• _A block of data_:
------------------------------
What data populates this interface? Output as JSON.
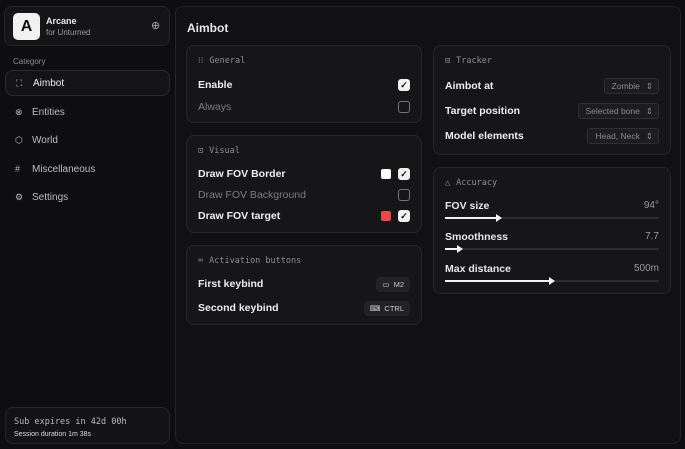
{
  "brand": {
    "logo": "A",
    "name": "Arcane",
    "subtitle": "for Unturned"
  },
  "sidebar": {
    "category_label": "Category",
    "items": [
      {
        "label": "Aimbot",
        "icon": "crosshair-icon",
        "active": true
      },
      {
        "label": "Entities",
        "icon": "entities-icon"
      },
      {
        "label": "World",
        "icon": "cube-icon"
      },
      {
        "label": "Miscellaneous",
        "icon": "grid-icon"
      },
      {
        "label": "Settings",
        "icon": "gear-icon"
      }
    ]
  },
  "footer": {
    "sub": "Sub expires in 42d 00h",
    "session": "Session duration 1m 38s"
  },
  "main": {
    "title": "Aimbot"
  },
  "general": {
    "title": "General",
    "rows": [
      {
        "label": "Enable",
        "checked": true
      },
      {
        "label": "Always",
        "checked": false
      }
    ]
  },
  "visual": {
    "title": "Visual",
    "rows": [
      {
        "label": "Draw FOV Border",
        "checked": true,
        "color": "#ffffff"
      },
      {
        "label": "Draw FOV Background",
        "checked": false
      },
      {
        "label": "Draw FOV target",
        "checked": true,
        "color": "#e84848"
      }
    ]
  },
  "activation": {
    "title": "Activation buttons",
    "rows": [
      {
        "label": "First keybind",
        "key": "M2"
      },
      {
        "label": "Second keybind",
        "key": "CTRL"
      }
    ]
  },
  "tracker": {
    "title": "Tracker",
    "rows": [
      {
        "label": "Aimbot at",
        "value": "Zombie"
      },
      {
        "label": "Target position",
        "value": "Selected bone"
      },
      {
        "label": "Model elements",
        "value": "Head, Neck"
      }
    ]
  },
  "accuracy": {
    "title": "Accuracy",
    "sliders": [
      {
        "label": "FOV size",
        "value": "94°",
        "fraction": 0.25
      },
      {
        "label": "Smoothness",
        "value": "7.7",
        "fraction": 0.07
      },
      {
        "label": "Max distance",
        "value": "500m",
        "fraction": 0.5
      }
    ]
  }
}
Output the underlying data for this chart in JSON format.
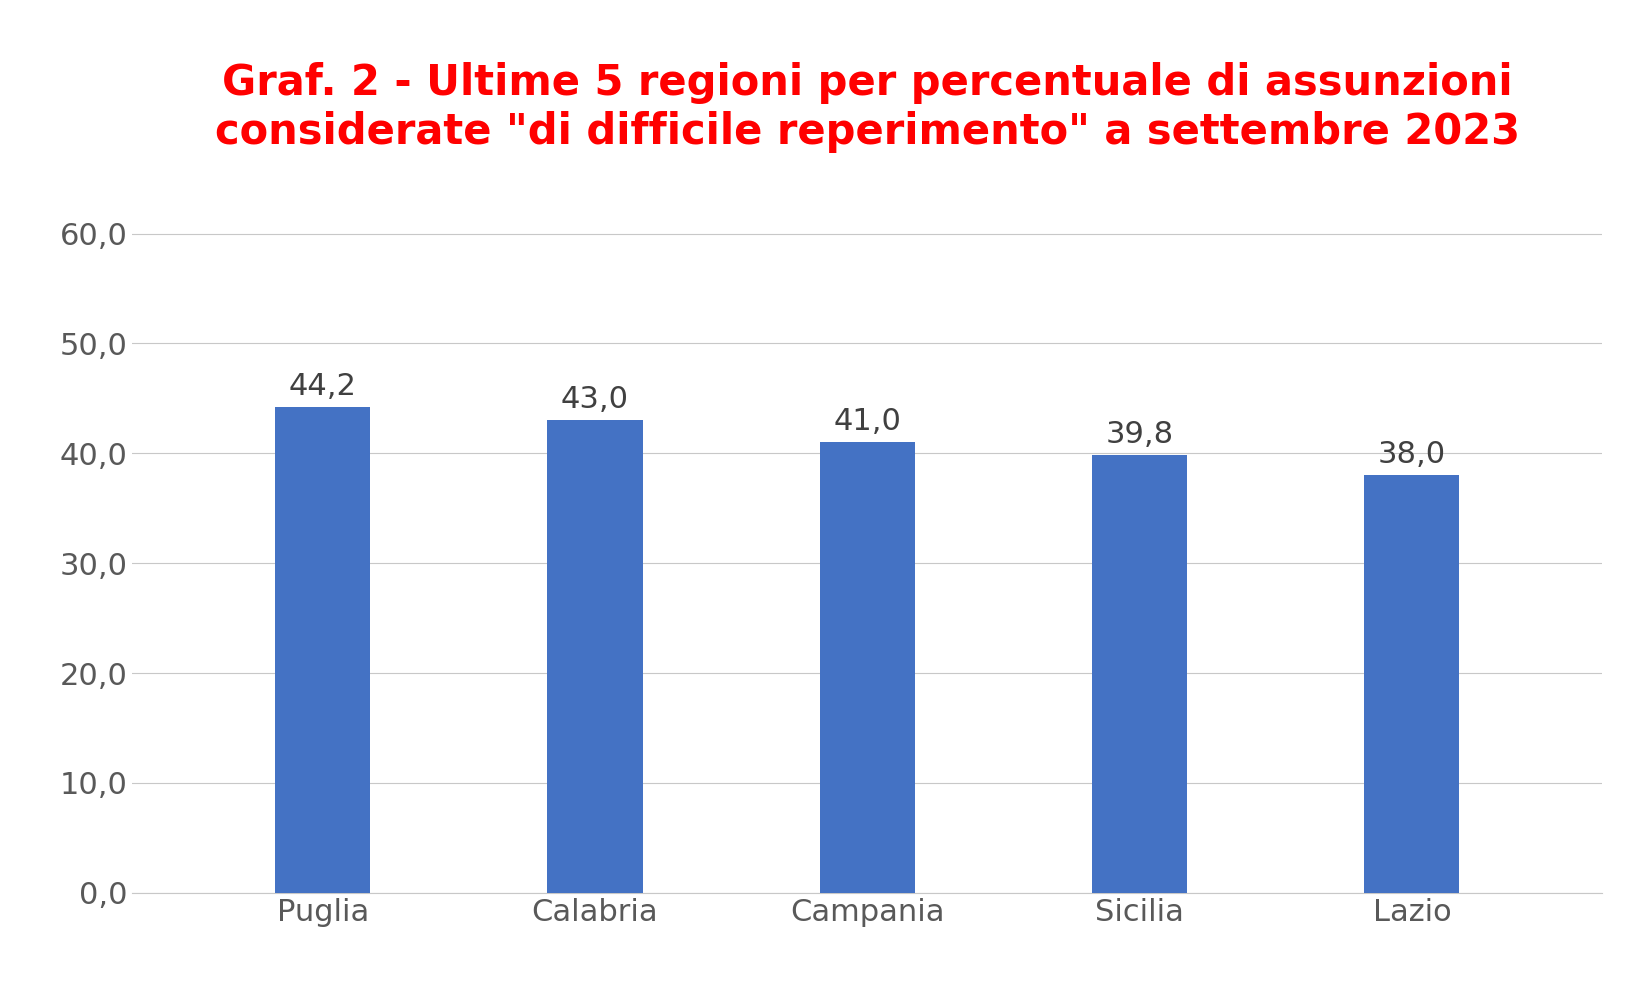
{
  "title_line1": "Graf. 2 - Ultime 5 regioni per percentuale di assunzioni",
  "title_line2": "considerate \"di difficile reperimento\" a settembre 2023",
  "categories": [
    "Puglia",
    "Calabria",
    "Campania",
    "Sicilia",
    "Lazio"
  ],
  "values": [
    44.2,
    43.0,
    41.0,
    39.8,
    38.0
  ],
  "bar_color": "#4472C4",
  "title_color": "#FF0000",
  "label_color": "#404040",
  "tick_color": "#595959",
  "background_color": "#FFFFFF",
  "grid_color": "#C8C8C8",
  "ylim": [
    0,
    65
  ],
  "yticks": [
    0,
    10,
    20,
    30,
    40,
    50,
    60
  ],
  "ytick_labels": [
    "0,0",
    "10,0",
    "20,0",
    "30,0",
    "40,0",
    "50,0",
    "60,0"
  ],
  "title_fontsize": 30,
  "tick_fontsize": 22,
  "xtick_fontsize": 22,
  "value_fontsize": 22,
  "bar_width": 0.35
}
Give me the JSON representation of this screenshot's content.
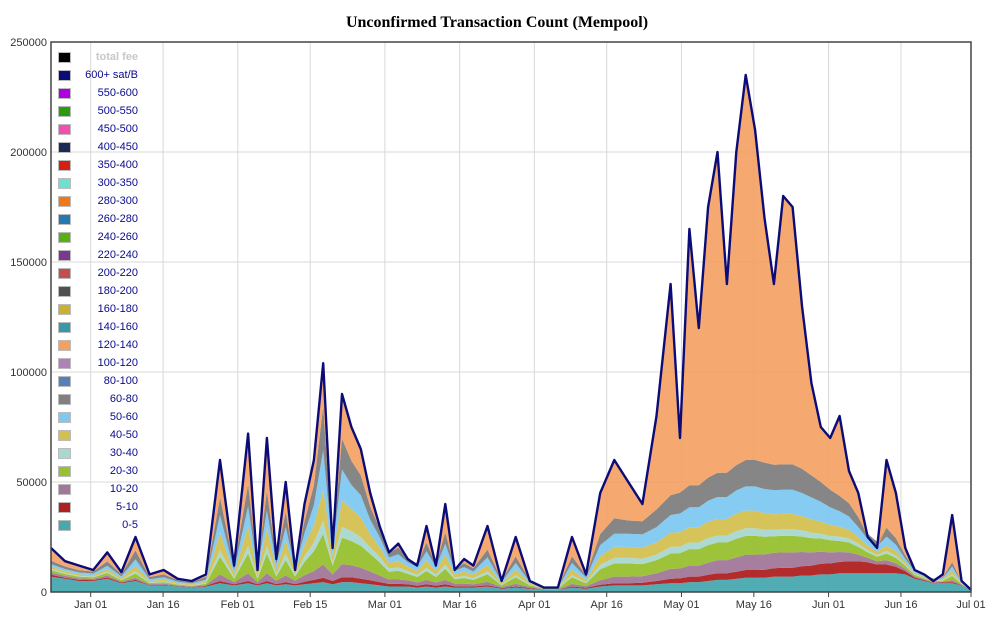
{
  "chart_data": {
    "type": "area",
    "title": "Unconfirmed Transaction Count (Mempool)",
    "xlabel": "",
    "ylabel": "",
    "ylim": [
      0,
      250000
    ],
    "yticks": [
      "0",
      "50000",
      "100000",
      "150000",
      "200000",
      "250000"
    ],
    "xticks": [
      "Jan 01",
      "Jan 16",
      "Feb 01",
      "Feb 15",
      "Mar 01",
      "Mar 16",
      "Apr 01",
      "Apr 16",
      "May 01",
      "May 16",
      "Jun 01",
      "Jun 16",
      "Jul 01"
    ],
    "grid": true,
    "legend_position": "top-left",
    "legend": [
      {
        "name": "total fee",
        "color": "#000000"
      },
      {
        "name": "600+ sat/B",
        "color": "#0c0c78"
      },
      {
        "name": "550-600",
        "color": "#b000e0"
      },
      {
        "name": "500-550",
        "color": "#2e9a10"
      },
      {
        "name": "450-500",
        "color": "#f050b0"
      },
      {
        "name": "400-450",
        "color": "#1a2a55"
      },
      {
        "name": "350-400",
        "color": "#d42010"
      },
      {
        "name": "300-350",
        "color": "#6de0d0"
      },
      {
        "name": "280-300",
        "color": "#f07818"
      },
      {
        "name": "260-280",
        "color": "#2878b0"
      },
      {
        "name": "240-260",
        "color": "#58b018"
      },
      {
        "name": "220-240",
        "color": "#7a3890"
      },
      {
        "name": "200-220",
        "color": "#c05050"
      },
      {
        "name": "180-200",
        "color": "#505050"
      },
      {
        "name": "160-180",
        "color": "#c8b030"
      },
      {
        "name": "140-160",
        "color": "#3898a8"
      },
      {
        "name": "120-140",
        "color": "#f4a060"
      },
      {
        "name": "100-120",
        "color": "#b080b8"
      },
      {
        "name": "80-100",
        "color": "#5880b8"
      },
      {
        "name": "60-80",
        "color": "#808080"
      },
      {
        "name": "50-60",
        "color": "#80c8f0"
      },
      {
        "name": "40-50",
        "color": "#d4c050"
      },
      {
        "name": "30-40",
        "color": "#a8d8d0"
      },
      {
        "name": "20-30",
        "color": "#98c030"
      },
      {
        "name": "10-20",
        "color": "#a07898"
      },
      {
        "name": "5-10",
        "color": "#b02020"
      },
      {
        "name": "0-5",
        "color": "#48a8b0"
      }
    ],
    "x": [
      0,
      3,
      6,
      9,
      12,
      15,
      18,
      21,
      24,
      27,
      30,
      33,
      36,
      39,
      42,
      44,
      46,
      48,
      50,
      52,
      54,
      56,
      58,
      60,
      62,
      64,
      66,
      68,
      70,
      72,
      74,
      76,
      78,
      80,
      82,
      84,
      86,
      88,
      90,
      93,
      96,
      99,
      102,
      105,
      108,
      111,
      114,
      117,
      120,
      123,
      126,
      129,
      132,
      134,
      136,
      138,
      140,
      142,
      144,
      146,
      148,
      150,
      152,
      154,
      156,
      158,
      160,
      162,
      164,
      166,
      168,
      170,
      172,
      174,
      176,
      178,
      180,
      182,
      184,
      186,
      188,
      190,
      192,
      194,
      196
    ],
    "total": [
      20000,
      14000,
      12000,
      10000,
      18000,
      9000,
      25000,
      8000,
      10000,
      6000,
      5000,
      8000,
      60000,
      12000,
      72000,
      10000,
      70000,
      15000,
      50000,
      10000,
      40000,
      60000,
      104000,
      20000,
      90000,
      75000,
      65000,
      45000,
      30000,
      18000,
      22000,
      15000,
      12000,
      30000,
      12000,
      40000,
      10000,
      15000,
      12000,
      30000,
      5000,
      25000,
      5000,
      2000,
      2000,
      25000,
      8000,
      45000,
      60000,
      50000,
      40000,
      80000,
      140000,
      70000,
      165000,
      120000,
      175000,
      200000,
      140000,
      200000,
      235000,
      210000,
      170000,
      140000,
      180000,
      175000,
      130000,
      95000,
      75000,
      70000,
      80000,
      55000,
      45000,
      25000,
      20000,
      60000,
      45000,
      20000,
      10000,
      8000,
      5000,
      8000,
      35000,
      5000,
      1000
    ],
    "series": [
      {
        "name": "0-5",
        "values": [
          7000,
          6000,
          5000,
          5000,
          6000,
          4000,
          5000,
          3000,
          3000,
          2500,
          2000,
          2500,
          4000,
          3000,
          4000,
          3000,
          4000,
          3000,
          3500,
          3000,
          3500,
          4000,
          4500,
          3500,
          4500,
          4500,
          4000,
          3500,
          3000,
          2500,
          2500,
          2500,
          2000,
          2500,
          2000,
          2500,
          2000,
          2000,
          2000,
          2500,
          1500,
          2000,
          1500,
          1000,
          1000,
          2000,
          1500,
          2500,
          3000,
          3000,
          3000,
          3500,
          4000,
          4000,
          4500,
          4500,
          5000,
          5500,
          5500,
          6000,
          6500,
          6500,
          6500,
          7000,
          7000,
          7000,
          7500,
          7500,
          8000,
          8000,
          8500,
          8500,
          8500,
          8500,
          8500,
          8500,
          8500,
          8000,
          6000,
          5000,
          4000,
          4000,
          4000,
          3000,
          800
        ]
      },
      {
        "name": "5-10",
        "values": [
          800,
          500,
          500,
          400,
          600,
          300,
          500,
          200,
          300,
          200,
          200,
          300,
          1000,
          500,
          1000,
          500,
          1000,
          600,
          1000,
          600,
          1200,
          1500,
          2000,
          1500,
          2200,
          2200,
          2000,
          1800,
          1500,
          1200,
          1200,
          1000,
          800,
          1000,
          800,
          1000,
          600,
          600,
          500,
          600,
          300,
          500,
          300,
          100,
          100,
          500,
          400,
          800,
          1000,
          1000,
          1200,
          1500,
          2000,
          2200,
          2500,
          2500,
          2800,
          3000,
          3000,
          3200,
          3500,
          3500,
          3600,
          3800,
          4000,
          4000,
          4200,
          4500,
          4800,
          5000,
          5200,
          5500,
          5500,
          5000,
          4000,
          4000,
          3000,
          1500,
          600,
          400,
          200,
          300,
          500,
          200,
          50
        ]
      },
      {
        "name": "10-20",
        "values": [
          1000,
          800,
          700,
          600,
          900,
          500,
          900,
          400,
          500,
          300,
          300,
          400,
          3000,
          1000,
          3500,
          1000,
          3500,
          1500,
          3000,
          1500,
          3000,
          4000,
          6000,
          3000,
          6000,
          5500,
          5000,
          4000,
          3000,
          2000,
          2000,
          1800,
          1500,
          2000,
          1500,
          2000,
          1200,
          1200,
          1000,
          1500,
          500,
          1200,
          500,
          200,
          200,
          1200,
          800,
          2000,
          3000,
          3000,
          3000,
          3500,
          4500,
          4500,
          5000,
          5000,
          5500,
          6000,
          6000,
          6500,
          7000,
          7000,
          7000,
          7000,
          7000,
          7000,
          6500,
          6000,
          5500,
          5000,
          4500,
          4000,
          3000,
          2000,
          1500,
          2000,
          1500,
          1000,
          500,
          400,
          300,
          400,
          800,
          200,
          50
        ]
      },
      {
        "name": "20-30",
        "values": [
          1200,
          900,
          800,
          700,
          1200,
          600,
          2000,
          500,
          700,
          400,
          300,
          600,
          8000,
          1500,
          9000,
          1500,
          9000,
          2000,
          7000,
          2000,
          6000,
          9000,
          14000,
          4000,
          12000,
          11000,
          10000,
          8000,
          6000,
          3500,
          4000,
          3000,
          2500,
          4000,
          2500,
          5000,
          2000,
          2500,
          2000,
          3500,
          800,
          3000,
          800,
          300,
          300,
          3000,
          1200,
          5000,
          6000,
          6000,
          5500,
          6000,
          7000,
          7000,
          7500,
          7500,
          8000,
          8000,
          8000,
          8500,
          8500,
          8500,
          8000,
          7500,
          7500,
          7500,
          7000,
          6500,
          6000,
          5500,
          5000,
          4500,
          3500,
          2500,
          2000,
          3000,
          2500,
          1500,
          700,
          500,
          400,
          500,
          2000,
          300,
          50
        ]
      },
      {
        "name": "30-40",
        "values": [
          500,
          400,
          300,
          300,
          500,
          300,
          1000,
          300,
          400,
          200,
          200,
          300,
          3000,
          700,
          3500,
          700,
          3500,
          1000,
          3000,
          800,
          2500,
          4000,
          6000,
          1500,
          5000,
          4500,
          4000,
          3000,
          2500,
          1500,
          1500,
          1200,
          1000,
          1500,
          1000,
          2000,
          800,
          1000,
          800,
          1200,
          300,
          1000,
          300,
          100,
          100,
          1000,
          500,
          2000,
          2500,
          2500,
          2500,
          2500,
          3000,
          3000,
          3000,
          3000,
          3200,
          3200,
          3200,
          3500,
          3500,
          3500,
          3200,
          3000,
          3000,
          3000,
          2800,
          2500,
          2200,
          2000,
          2000,
          1800,
          1500,
          1000,
          800,
          1200,
          1000,
          600,
          300,
          200,
          200,
          200,
          800,
          100,
          20
        ]
      },
      {
        "name": "40-50",
        "values": [
          1000,
          800,
          700,
          600,
          1200,
          600,
          2500,
          600,
          800,
          500,
          400,
          700,
          8000,
          1500,
          9000,
          1500,
          8000,
          2000,
          6000,
          1500,
          5000,
          8000,
          14000,
          3000,
          12000,
          10000,
          9000,
          6000,
          4500,
          2500,
          3000,
          2000,
          1800,
          3500,
          1800,
          4500,
          1500,
          2000,
          1500,
          3000,
          600,
          2500,
          600,
          200,
          200,
          2500,
          1000,
          4000,
          5000,
          5000,
          5000,
          5500,
          6500,
          6500,
          7000,
          7000,
          7500,
          7500,
          7500,
          8000,
          8000,
          8000,
          7500,
          7000,
          7000,
          7000,
          6500,
          6000,
          5500,
          5000,
          4500,
          4000,
          3000,
          2000,
          1500,
          2500,
          2000,
          1000,
          500,
          400,
          300,
          400,
          1500,
          200,
          30
        ]
      },
      {
        "name": "50-60",
        "values": [
          1200,
          1000,
          900,
          800,
          1500,
          800,
          3000,
          800,
          1000,
          600,
          500,
          900,
          8000,
          1800,
          9000,
          1800,
          8000,
          2500,
          6000,
          1500,
          5500,
          9000,
          18000,
          3000,
          14000,
          11000,
          10000,
          6500,
          4500,
          2500,
          3000,
          2000,
          1800,
          4000,
          1800,
          5000,
          1500,
          2000,
          1500,
          3500,
          700,
          3000,
          700,
          200,
          200,
          3000,
          1200,
          5000,
          6000,
          6000,
          6000,
          7000,
          8000,
          8500,
          9000,
          9000,
          9500,
          10000,
          10000,
          10500,
          11000,
          11000,
          11000,
          11000,
          11000,
          11000,
          10500,
          10000,
          9000,
          8000,
          7000,
          6000,
          4500,
          3000,
          2500,
          4000,
          3000,
          1500,
          800,
          500,
          400,
          500,
          2000,
          300,
          30
        ]
      },
      {
        "name": "60-80",
        "values": [
          1500,
          1200,
          1000,
          900,
          2000,
          1000,
          4000,
          1000,
          1300,
          700,
          600,
          1100,
          8000,
          2000,
          10000,
          2000,
          9000,
          2500,
          7000,
          1500,
          5500,
          9000,
          20000,
          2000,
          14000,
          11000,
          9000,
          6000,
          4000,
          2200,
          3000,
          1800,
          1600,
          4000,
          1600,
          5000,
          1400,
          1800,
          1500,
          3500,
          600,
          3000,
          600,
          200,
          200,
          3000,
          1000,
          5000,
          7000,
          6000,
          6000,
          8000,
          9000,
          9500,
          10000,
          10000,
          10500,
          11000,
          11000,
          11500,
          12000,
          12000,
          12000,
          11500,
          11500,
          11500,
          11000,
          10000,
          9000,
          8000,
          7000,
          6000,
          4500,
          2500,
          2000,
          4000,
          3000,
          1500,
          700,
          500,
          300,
          400,
          2000,
          200,
          20
        ]
      }
    ]
  }
}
------------------------------
• _Stated task_: Collect the lines of the data that carry the word "Output".

• _Task result_:
What data populates this interface? Output as JSON.
Output the underlying data for this chart in JSON format.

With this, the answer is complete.